Exercise task =>
Can you reproduce all of the data below line for line, with nothing changed?

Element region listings
=====
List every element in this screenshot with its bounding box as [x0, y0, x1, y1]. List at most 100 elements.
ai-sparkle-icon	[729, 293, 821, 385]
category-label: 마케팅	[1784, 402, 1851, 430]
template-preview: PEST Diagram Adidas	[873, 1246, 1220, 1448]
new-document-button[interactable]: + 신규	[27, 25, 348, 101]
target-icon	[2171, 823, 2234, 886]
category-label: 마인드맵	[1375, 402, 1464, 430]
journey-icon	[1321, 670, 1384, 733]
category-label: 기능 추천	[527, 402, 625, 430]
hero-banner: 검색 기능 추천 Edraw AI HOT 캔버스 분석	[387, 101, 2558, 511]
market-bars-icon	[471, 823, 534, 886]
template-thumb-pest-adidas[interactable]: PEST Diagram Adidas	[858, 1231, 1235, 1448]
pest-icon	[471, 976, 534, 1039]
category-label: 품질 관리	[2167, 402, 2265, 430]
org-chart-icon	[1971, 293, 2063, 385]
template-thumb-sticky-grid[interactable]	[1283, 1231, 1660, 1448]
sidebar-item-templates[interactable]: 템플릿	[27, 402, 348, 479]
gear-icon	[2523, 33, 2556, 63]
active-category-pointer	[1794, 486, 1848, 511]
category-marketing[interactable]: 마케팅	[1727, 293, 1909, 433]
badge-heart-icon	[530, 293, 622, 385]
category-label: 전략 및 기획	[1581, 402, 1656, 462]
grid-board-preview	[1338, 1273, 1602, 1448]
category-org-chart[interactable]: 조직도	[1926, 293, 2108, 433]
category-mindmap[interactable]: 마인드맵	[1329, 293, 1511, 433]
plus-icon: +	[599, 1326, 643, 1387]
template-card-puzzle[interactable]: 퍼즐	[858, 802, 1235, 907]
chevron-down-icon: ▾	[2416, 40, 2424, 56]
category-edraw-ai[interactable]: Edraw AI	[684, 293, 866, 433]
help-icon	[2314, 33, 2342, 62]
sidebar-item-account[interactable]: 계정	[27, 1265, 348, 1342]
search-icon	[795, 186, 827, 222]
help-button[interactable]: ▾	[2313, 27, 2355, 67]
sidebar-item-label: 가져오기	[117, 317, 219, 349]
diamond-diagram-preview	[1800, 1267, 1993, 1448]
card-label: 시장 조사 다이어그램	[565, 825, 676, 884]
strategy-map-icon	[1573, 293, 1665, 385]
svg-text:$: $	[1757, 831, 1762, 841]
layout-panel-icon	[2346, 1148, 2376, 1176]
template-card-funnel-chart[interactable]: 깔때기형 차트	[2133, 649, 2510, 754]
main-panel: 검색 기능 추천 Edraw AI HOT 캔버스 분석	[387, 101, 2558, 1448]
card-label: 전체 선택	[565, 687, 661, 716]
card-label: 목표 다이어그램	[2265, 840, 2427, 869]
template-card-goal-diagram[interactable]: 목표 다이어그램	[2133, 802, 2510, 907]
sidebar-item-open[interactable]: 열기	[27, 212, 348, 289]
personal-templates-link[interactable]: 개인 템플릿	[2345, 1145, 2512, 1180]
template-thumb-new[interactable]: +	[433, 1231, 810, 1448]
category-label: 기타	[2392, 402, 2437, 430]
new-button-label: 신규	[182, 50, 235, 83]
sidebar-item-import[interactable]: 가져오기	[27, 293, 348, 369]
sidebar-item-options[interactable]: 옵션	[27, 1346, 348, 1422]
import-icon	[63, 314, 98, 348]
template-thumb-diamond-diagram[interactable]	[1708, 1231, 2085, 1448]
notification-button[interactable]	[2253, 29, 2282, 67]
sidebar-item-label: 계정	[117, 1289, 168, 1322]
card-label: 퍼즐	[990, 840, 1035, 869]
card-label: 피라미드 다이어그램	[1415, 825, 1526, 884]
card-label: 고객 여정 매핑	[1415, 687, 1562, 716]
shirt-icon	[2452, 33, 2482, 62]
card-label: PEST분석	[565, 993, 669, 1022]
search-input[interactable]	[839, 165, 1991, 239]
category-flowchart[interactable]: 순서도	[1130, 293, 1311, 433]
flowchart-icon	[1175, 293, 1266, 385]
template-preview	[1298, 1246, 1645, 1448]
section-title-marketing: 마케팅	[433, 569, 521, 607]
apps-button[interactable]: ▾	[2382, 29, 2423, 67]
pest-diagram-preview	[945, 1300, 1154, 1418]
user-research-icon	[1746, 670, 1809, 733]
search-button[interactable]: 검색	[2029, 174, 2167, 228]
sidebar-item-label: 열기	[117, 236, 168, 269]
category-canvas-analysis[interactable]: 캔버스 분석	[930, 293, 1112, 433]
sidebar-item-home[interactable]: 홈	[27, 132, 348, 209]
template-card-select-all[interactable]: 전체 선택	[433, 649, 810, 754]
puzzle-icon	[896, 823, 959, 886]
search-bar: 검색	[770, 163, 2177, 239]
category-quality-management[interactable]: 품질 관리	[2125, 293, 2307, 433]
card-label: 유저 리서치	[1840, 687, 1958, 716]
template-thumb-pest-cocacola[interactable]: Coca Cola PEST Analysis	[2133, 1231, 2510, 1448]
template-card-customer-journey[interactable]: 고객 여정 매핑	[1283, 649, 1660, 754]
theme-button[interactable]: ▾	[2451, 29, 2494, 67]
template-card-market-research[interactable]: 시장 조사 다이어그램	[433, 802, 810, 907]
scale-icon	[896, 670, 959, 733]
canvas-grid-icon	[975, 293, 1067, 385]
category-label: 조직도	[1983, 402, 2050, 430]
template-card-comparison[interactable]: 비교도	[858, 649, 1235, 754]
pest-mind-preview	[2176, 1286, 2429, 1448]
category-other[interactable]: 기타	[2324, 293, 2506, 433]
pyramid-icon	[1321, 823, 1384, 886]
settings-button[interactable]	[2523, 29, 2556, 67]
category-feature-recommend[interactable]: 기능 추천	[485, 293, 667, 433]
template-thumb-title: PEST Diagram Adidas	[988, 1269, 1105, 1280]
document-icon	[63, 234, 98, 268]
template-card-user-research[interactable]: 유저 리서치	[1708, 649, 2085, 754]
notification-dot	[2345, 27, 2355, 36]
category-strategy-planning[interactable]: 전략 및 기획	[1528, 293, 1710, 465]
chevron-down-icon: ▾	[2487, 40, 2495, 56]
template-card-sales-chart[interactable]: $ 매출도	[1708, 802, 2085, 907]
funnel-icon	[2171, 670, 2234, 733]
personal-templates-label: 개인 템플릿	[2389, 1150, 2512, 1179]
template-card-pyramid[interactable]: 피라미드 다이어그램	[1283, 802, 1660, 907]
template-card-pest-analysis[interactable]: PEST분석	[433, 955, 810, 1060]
=====
Finished answer =>
List every element in this screenshot with its bounding box as [x0, y0, x1, y1]. List at most 100 elements.
ai-sparkle-icon	[729, 293, 821, 385]
category-label: 마케팅	[1784, 402, 1851, 430]
template-preview: PEST Diagram Adidas	[873, 1246, 1220, 1448]
new-document-button[interactable]: + 신규	[27, 25, 348, 101]
target-icon	[2171, 823, 2234, 886]
category-label: 마인드맵	[1375, 402, 1464, 430]
journey-icon	[1321, 670, 1384, 733]
category-label: 기능 추천	[527, 402, 625, 430]
hero-banner: 검색 기능 추천 Edraw AI HOT 캔버스 분석	[387, 101, 2558, 511]
market-bars-icon	[471, 823, 534, 886]
template-thumb-pest-adidas[interactable]: PEST Diagram Adidas	[858, 1231, 1235, 1448]
pest-icon	[471, 976, 534, 1039]
category-label: 품질 관리	[2167, 402, 2265, 430]
org-chart-icon	[1971, 293, 2063, 385]
template-thumb-sticky-grid[interactable]	[1283, 1231, 1660, 1448]
sidebar-item-templates[interactable]: 템플릿	[27, 402, 348, 479]
gear-icon	[2523, 33, 2556, 63]
active-category-pointer	[1794, 486, 1848, 511]
category-marketing[interactable]: 마케팅	[1727, 293, 1909, 433]
badge-heart-icon	[530, 293, 622, 385]
category-label: 전략 및 기획	[1581, 402, 1656, 462]
grid-board-preview	[1338, 1273, 1602, 1448]
category-org-chart[interactable]: 조직도	[1926, 293, 2108, 433]
category-mindmap[interactable]: 마인드맵	[1329, 293, 1511, 433]
plus-icon: +	[599, 1326, 643, 1387]
template-card-puzzle[interactable]: 퍼즐	[858, 802, 1235, 907]
chevron-down-icon: ▾	[2416, 40, 2424, 56]
category-edraw-ai[interactable]: Edraw AI	[684, 293, 866, 433]
help-icon	[2314, 33, 2342, 62]
sidebar-item-account[interactable]: 계정	[27, 1265, 348, 1342]
search-icon	[795, 186, 827, 222]
help-button[interactable]: ▾	[2313, 27, 2355, 67]
sidebar-item-label: 가져오기	[117, 317, 219, 349]
diamond-diagram-preview	[1800, 1267, 1993, 1448]
card-label: 시장 조사 다이어그램	[565, 825, 676, 884]
strategy-map-icon	[1573, 293, 1665, 385]
svg-text:$: $	[1757, 831, 1762, 841]
layout-panel-icon	[2346, 1148, 2376, 1176]
template-card-funnel-chart[interactable]: 깔때기형 차트	[2133, 649, 2510, 754]
main-panel: 검색 기능 추천 Edraw AI HOT 캔버스 분석	[387, 101, 2558, 1448]
card-label: 전체 선택	[565, 687, 661, 716]
card-label: 목표 다이어그램	[2265, 840, 2427, 869]
template-card-goal-diagram[interactable]: 목표 다이어그램	[2133, 802, 2510, 907]
sidebar-item-open[interactable]: 열기	[27, 212, 348, 289]
personal-templates-link[interactable]: 개인 템플릿	[2345, 1145, 2512, 1180]
template-thumb-new[interactable]: +	[433, 1231, 810, 1448]
category-label: 기타	[2392, 402, 2437, 430]
new-button-label: 신규	[182, 50, 235, 83]
sidebar-item-import[interactable]: 가져오기	[27, 293, 348, 369]
sidebar-item-options[interactable]: 옵션	[27, 1346, 348, 1422]
import-icon	[63, 314, 98, 348]
template-thumb-diamond-diagram[interactable]	[1708, 1231, 2085, 1448]
notification-button[interactable]	[2253, 29, 2282, 67]
sidebar-item-label: 계정	[117, 1289, 168, 1322]
card-label: 퍼즐	[990, 840, 1035, 869]
card-label: 피라미드 다이어그램	[1415, 825, 1526, 884]
card-label: 고객 여정 매핑	[1415, 687, 1562, 716]
shirt-icon	[2452, 33, 2482, 62]
card-label: PEST분석	[565, 993, 669, 1022]
search-input[interactable]	[839, 165, 1991, 239]
category-flowchart[interactable]: 순서도	[1130, 293, 1311, 433]
flowchart-icon	[1175, 293, 1266, 385]
template-preview	[1298, 1246, 1645, 1448]
section-title-marketing: 마케팅	[433, 569, 521, 607]
apps-button[interactable]: ▾	[2382, 29, 2423, 67]
pest-diagram-preview	[945, 1300, 1154, 1418]
user-research-icon	[1746, 670, 1809, 733]
search-button[interactable]: 검색	[2029, 174, 2167, 228]
sidebar-item-label: 열기	[117, 236, 168, 269]
category-canvas-analysis[interactable]: 캔버스 분석	[930, 293, 1112, 433]
sidebar-item-home[interactable]: 홈	[27, 132, 348, 209]
template-card-select-all[interactable]: 전체 선택	[433, 649, 810, 754]
puzzle-icon	[896, 823, 959, 886]
search-bar: 검색	[770, 163, 2177, 239]
category-quality-management[interactable]: 품질 관리	[2125, 293, 2307, 433]
card-label: 유저 리서치	[1840, 687, 1958, 716]
template-thumb-pest-cocacola[interactable]: Coca Cola PEST Analysis	[2133, 1231, 2510, 1448]
template-card-customer-journey[interactable]: 고객 여정 매핑	[1283, 649, 1660, 754]
theme-button[interactable]: ▾	[2451, 29, 2494, 67]
template-card-market-research[interactable]: 시장 조사 다이어그램	[433, 802, 810, 907]
scale-icon	[896, 670, 959, 733]
canvas-grid-icon	[975, 293, 1067, 385]
category-label: 조직도	[1983, 402, 2050, 430]
template-card-comparison[interactable]: 비교도	[858, 649, 1235, 754]
pest-mind-preview	[2176, 1286, 2429, 1448]
category-other[interactable]: 기타	[2324, 293, 2506, 433]
pyramid-icon	[1321, 823, 1384, 886]
settings-button[interactable]	[2523, 29, 2556, 67]
category-feature-recommend[interactable]: 기능 추천	[485, 293, 667, 433]
template-thumb-title: PEST Diagram Adidas	[988, 1269, 1105, 1280]
document-icon	[63, 234, 98, 268]
template-card-user-research[interactable]: 유저 리서치	[1708, 649, 2085, 754]
notification-dot	[2345, 27, 2355, 36]
category-strategy-planning[interactable]: 전략 및 기획	[1528, 293, 1710, 465]
chevron-down-icon: ▾	[2487, 40, 2495, 56]
template-card-sales-chart[interactable]: $ 매출도	[1708, 802, 2085, 907]
funnel-icon	[2171, 670, 2234, 733]
personal-templates-label: 개인 템플릿	[2389, 1150, 2512, 1179]
template-card-pyramid[interactable]: 피라미드 다이어그램	[1283, 802, 1660, 907]
template-card-pest-analysis[interactable]: PEST분석	[433, 955, 810, 1060]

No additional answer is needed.